--- Problem details ---
Find the lines that hold the word "做出标记点" and return them.

--- Dataset entries ---
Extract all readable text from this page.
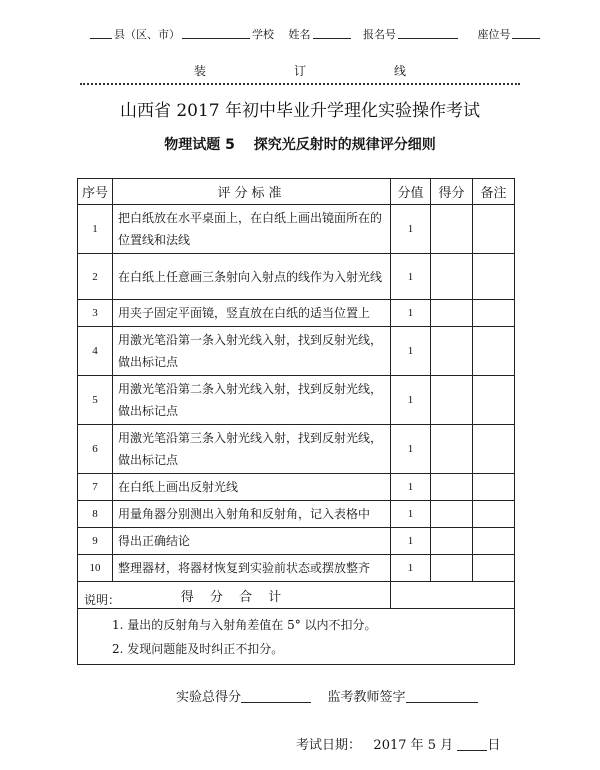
县（区、市）	学校 姓名	报名号	座位号
装	订	线
山西省 2017 年初中毕业升学理化实验操作考试
物理试题 5　 探究光反射时的规律评分细则
序号	评分标准	分值	得分	备注
1	把白纸放在水平桌面上，在白纸上画出镜面所在的位置线和法线	1		
2	在白纸上任意画三条射向入射点的线作为入射光线	1		
3	用夹子固定平面镜，竖直放在白纸的适当位置上	1		
4	用激光笔沿第一条入射光线入射，找到反射光线，做出标记点	1		
5	用激光笔沿第二条入射光线入射，找到反射光线，做出标记点	1		
6	用激光笔沿第三条入射光线入射，找到反射光线，做出标记点	1		
7	在白纸上画出反射光线	1		
8	用量角器分别测出入射角和反射角，记入表格中	1		
9	得出正确结论	1		
10	整理器材，将器材恢复到实验前状态或摆放整齐	1		
得 分 合 计				
说明：
1. 量出的反射角与入射角差值在 5° 以内不扣分。
2. 发现问题能及时纠正不扣分。
实验总得分	监考教师签字
考试日期： 2017 年 5 月	日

--- Exercise output ---
4	用激光笔沿第一条入射光线入射，找到反射光线，做出标记点	1		
5	用激光笔沿第二条入射光线入射，找到反射光线，做出标记点	1		
6	用激光笔沿第三条入射光线入射，找到反射光线，做出标记点	1		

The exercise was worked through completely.